- [Set exercise] List each line of the data that holds the word "this".

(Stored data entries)
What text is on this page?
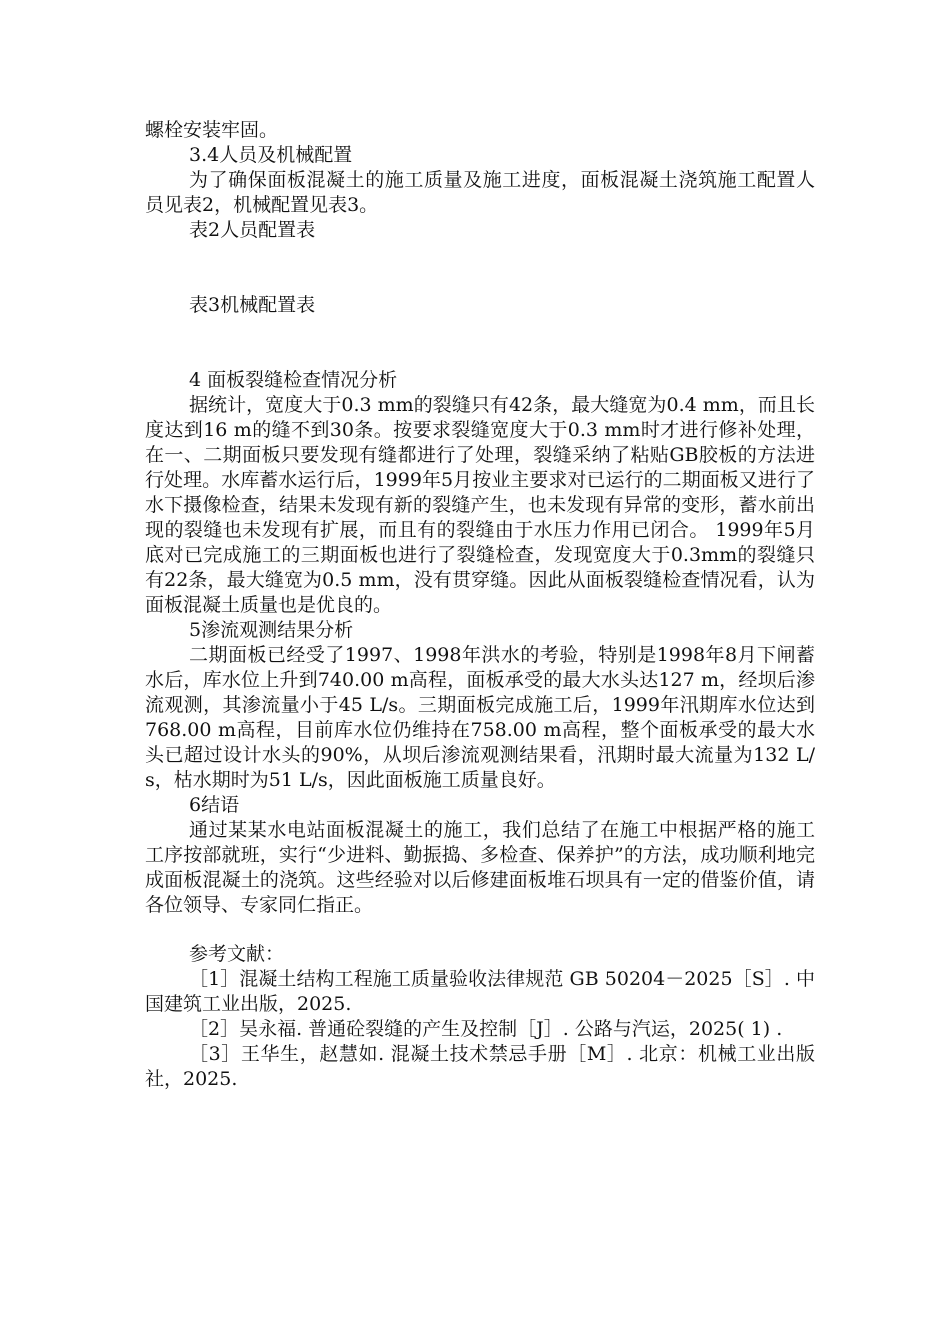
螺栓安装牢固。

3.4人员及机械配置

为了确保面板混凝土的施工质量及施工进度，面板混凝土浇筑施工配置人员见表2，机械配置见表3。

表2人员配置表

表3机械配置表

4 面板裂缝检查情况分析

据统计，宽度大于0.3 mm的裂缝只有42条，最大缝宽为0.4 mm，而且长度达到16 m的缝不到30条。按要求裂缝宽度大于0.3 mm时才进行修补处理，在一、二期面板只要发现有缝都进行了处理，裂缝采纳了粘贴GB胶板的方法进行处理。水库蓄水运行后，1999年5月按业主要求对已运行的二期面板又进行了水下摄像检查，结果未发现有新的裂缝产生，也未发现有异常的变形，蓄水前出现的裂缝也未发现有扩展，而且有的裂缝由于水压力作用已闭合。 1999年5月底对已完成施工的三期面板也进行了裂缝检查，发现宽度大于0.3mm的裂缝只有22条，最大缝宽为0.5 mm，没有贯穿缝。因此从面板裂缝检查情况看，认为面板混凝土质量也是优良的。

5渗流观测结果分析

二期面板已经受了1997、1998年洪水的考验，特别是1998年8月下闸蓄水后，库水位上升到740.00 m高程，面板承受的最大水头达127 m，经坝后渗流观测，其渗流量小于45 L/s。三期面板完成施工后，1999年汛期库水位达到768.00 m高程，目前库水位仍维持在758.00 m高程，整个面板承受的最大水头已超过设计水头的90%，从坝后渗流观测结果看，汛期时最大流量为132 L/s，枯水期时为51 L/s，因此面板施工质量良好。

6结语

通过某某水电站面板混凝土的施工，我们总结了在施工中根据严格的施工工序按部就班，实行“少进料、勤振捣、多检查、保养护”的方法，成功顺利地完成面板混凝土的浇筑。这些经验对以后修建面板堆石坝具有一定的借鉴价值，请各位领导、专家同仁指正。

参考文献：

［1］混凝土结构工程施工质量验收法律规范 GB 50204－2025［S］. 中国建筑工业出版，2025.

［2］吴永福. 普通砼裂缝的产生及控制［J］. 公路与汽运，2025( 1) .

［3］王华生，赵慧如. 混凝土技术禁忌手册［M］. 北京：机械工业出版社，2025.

---

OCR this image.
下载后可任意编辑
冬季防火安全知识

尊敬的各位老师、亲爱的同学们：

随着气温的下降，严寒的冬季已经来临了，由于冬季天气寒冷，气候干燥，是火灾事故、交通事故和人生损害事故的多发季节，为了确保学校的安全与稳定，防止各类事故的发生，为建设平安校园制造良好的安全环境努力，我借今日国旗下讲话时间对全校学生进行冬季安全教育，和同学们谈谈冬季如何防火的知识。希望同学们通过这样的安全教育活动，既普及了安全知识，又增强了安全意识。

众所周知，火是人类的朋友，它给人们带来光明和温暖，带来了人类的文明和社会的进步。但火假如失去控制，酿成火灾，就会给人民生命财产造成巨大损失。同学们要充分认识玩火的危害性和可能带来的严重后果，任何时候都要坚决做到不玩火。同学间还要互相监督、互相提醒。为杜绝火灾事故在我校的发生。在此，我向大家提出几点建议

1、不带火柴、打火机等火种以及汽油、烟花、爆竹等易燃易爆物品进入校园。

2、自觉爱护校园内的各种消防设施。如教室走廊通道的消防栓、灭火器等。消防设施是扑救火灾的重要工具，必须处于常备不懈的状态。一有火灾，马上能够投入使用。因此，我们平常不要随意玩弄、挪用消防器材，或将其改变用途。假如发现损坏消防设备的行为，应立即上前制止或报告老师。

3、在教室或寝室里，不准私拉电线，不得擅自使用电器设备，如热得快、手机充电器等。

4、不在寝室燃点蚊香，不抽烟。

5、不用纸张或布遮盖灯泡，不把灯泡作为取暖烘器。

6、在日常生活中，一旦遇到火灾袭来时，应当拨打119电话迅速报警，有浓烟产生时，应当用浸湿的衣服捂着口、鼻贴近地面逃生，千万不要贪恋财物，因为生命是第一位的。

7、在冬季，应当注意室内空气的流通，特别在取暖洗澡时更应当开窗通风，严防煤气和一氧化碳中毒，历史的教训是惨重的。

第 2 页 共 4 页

- [Reply]
What text is on this page?
OCR this image.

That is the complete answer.